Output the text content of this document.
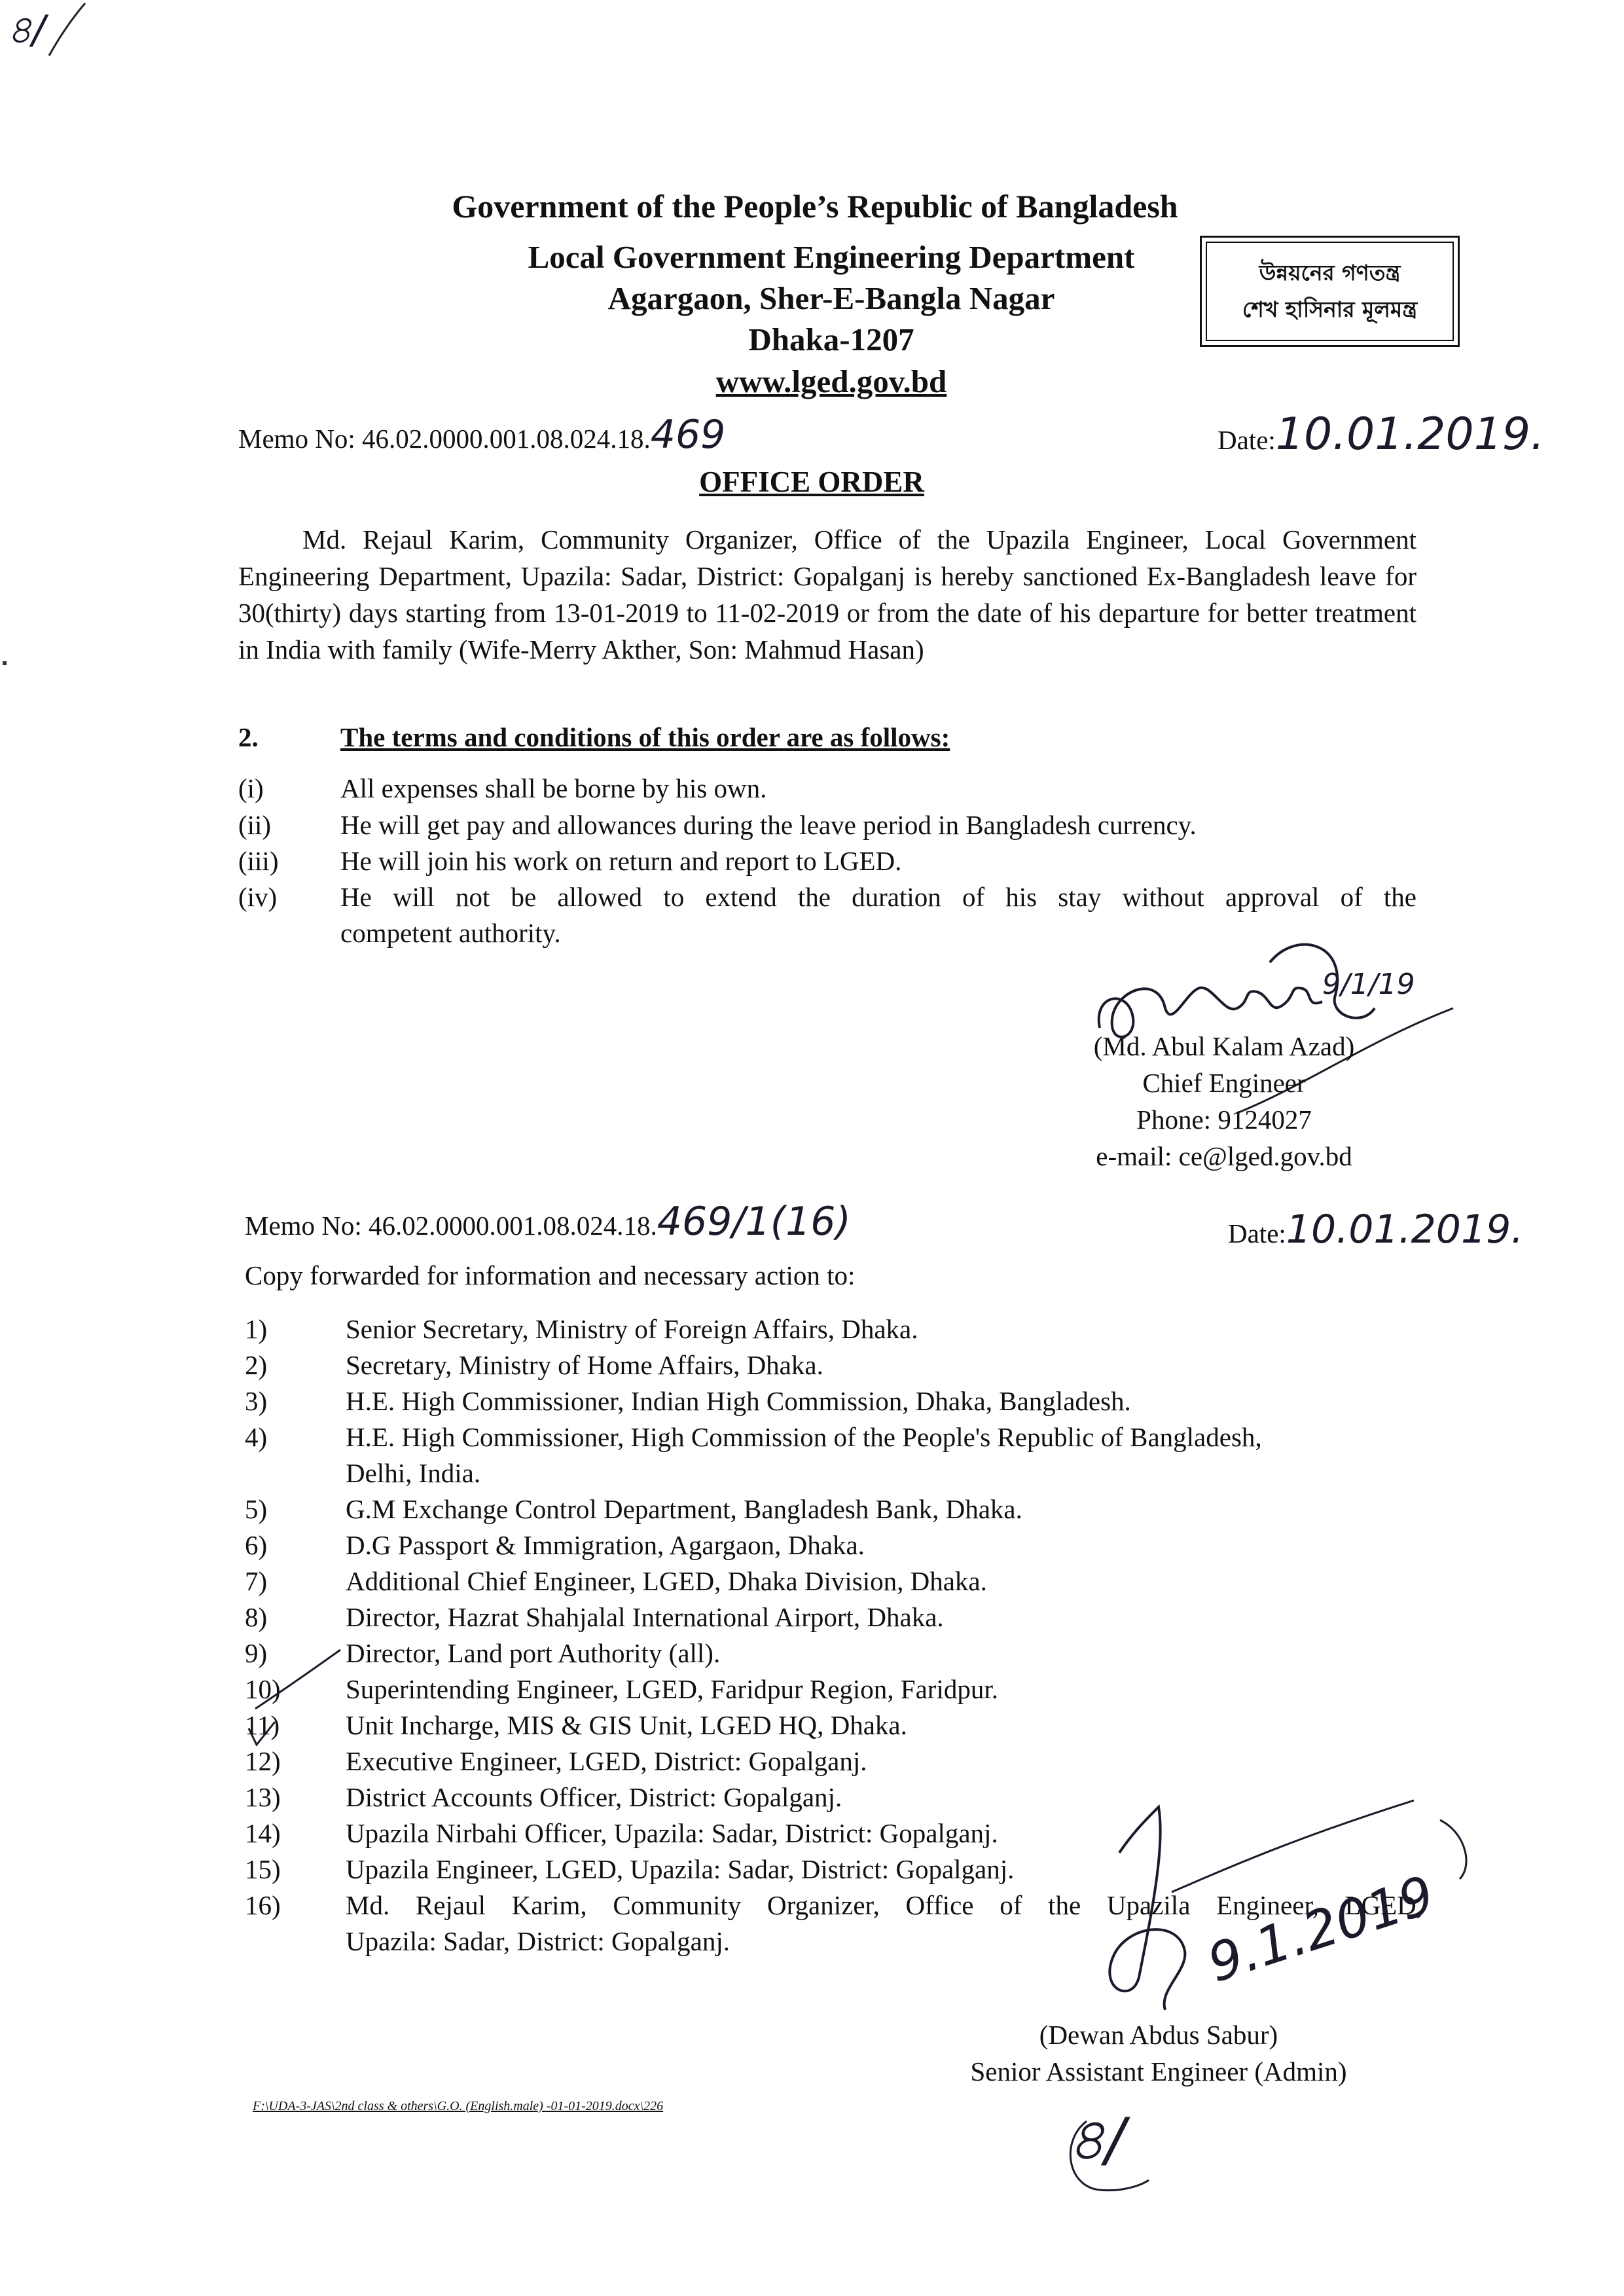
৪/
Government of the People’s Republic of Bangladesh
Local Government Engineering Department
Agargaon, Sher-E-Bangla Nagar
Dhaka-1207
www.lged.gov.bd
উন্নয়নের গণতন্ত্র
শেখ হাসিনার মূলমন্ত্র
Memo No: 46.02.0000.001.08.024.18.469	Date:10.01.2019.
OFFICE ORDER
Md. Rejaul Karim, Community Organizer, Office of the Upazila Engineer, Local Government Engineering Department, Upazila: Sadar, District: Gopalganj is hereby sanctioned Ex-Bangladesh leave for 30(thirty) days starting from 13-01-2019 to 11-02-2019 or from the date of his departure for better treatment in India with family (Wife-Merry Akther, Son: Mahmud Hasan)
2.	The terms and conditions of this order are as follows:
(i)	All expenses shall be borne by his own.
(ii)	He will get pay and allowances during the leave period in Bangladesh currency.
(iii) He will join his work on return and report to LGED.
(iv) He will not be allowed to extend the duration of his stay without approval of the
competent authority.
9/1/19
(Md. Abul Kalam Azad)
Chief Engineer
Phone: 9124027
e-mail: ce@lged.gov.bd
Memo No: 46.02.0000.001.08.024.18.469/1(16)	Date:10.01.2019.
Copy forwarded for information and necessary action to:
1)	Senior Secretary, Ministry of Foreign Affairs, Dhaka.
2)	Secretary, Ministry of Home Affairs, Dhaka.
3)	H.E. High Commissioner, Indian High Commission, Dhaka, Bangladesh.
4)	H.E. High Commissioner, High Commission of the People's Republic of Bangladesh,
Delhi, India.
5)	G.M Exchange Control Department, Bangladesh Bank, Dhaka.
6)	D.G Passport & Immigration, Agargaon, Dhaka.
7)	Additional Chief Engineer, LGED, Dhaka Division, Dhaka.
8)	Director, Hazrat Shahjalal International Airport, Dhaka.
9)	Director, Land port Authority (all).
10) Superintending Engineer, LGED, Faridpur Region, Faridpur.
11) Unit Incharge, MIS & GIS Unit, LGED HQ, Dhaka.
12) Executive Engineer, LGED, District: Gopalganj.
13) District Accounts Officer, District: Gopalganj.
14) Upazila Nirbahi Officer, Upazila: Sadar, District: Gopalganj.
15) Upazila Engineer, LGED, Upazila: Sadar, District: Gopalganj.
16) Md. Rejaul Karim, Community Organizer, Office of the Upazila Engineer, LGED,
Upazila: Sadar, District: Gopalganj.	9.1.2019
(Dewan Abdus Sabur)
Senior Assistant Engineer (Admin)
F:\UDA-3-JAS\2nd class & others\G.O. (English.male) -01-01-2019.docx\226	৪/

__YOUR GOAL__
From the entries above, list each line with "Bangladesh" in it.

__WORKED SOLUTION__
Government of the People’s Republic of Bangladesh
Md. Rejaul Karim, Community Organizer, Office of the Upazila Engineer, Local Government Engineering Department, Upazila: Sadar, District: Gopalganj is hereby sanctioned Ex-Bangladesh leave for 30(thirty) days starting from 13-01-2019 to 11-02-2019 or from the date of his departure for better treatment in India with family (Wife-Merry Akther, Son: Mahmud Hasan)
(ii)	He will get pay and allowances during the leave period in Bangladesh currency.
3)	H.E. High Commissioner, Indian High Commission, Dhaka, Bangladesh.
4)	H.E. High Commissioner, High Commission of the People's Republic of Bangladesh,
5)	G.M Exchange Control Department, Bangladesh Bank, Dhaka.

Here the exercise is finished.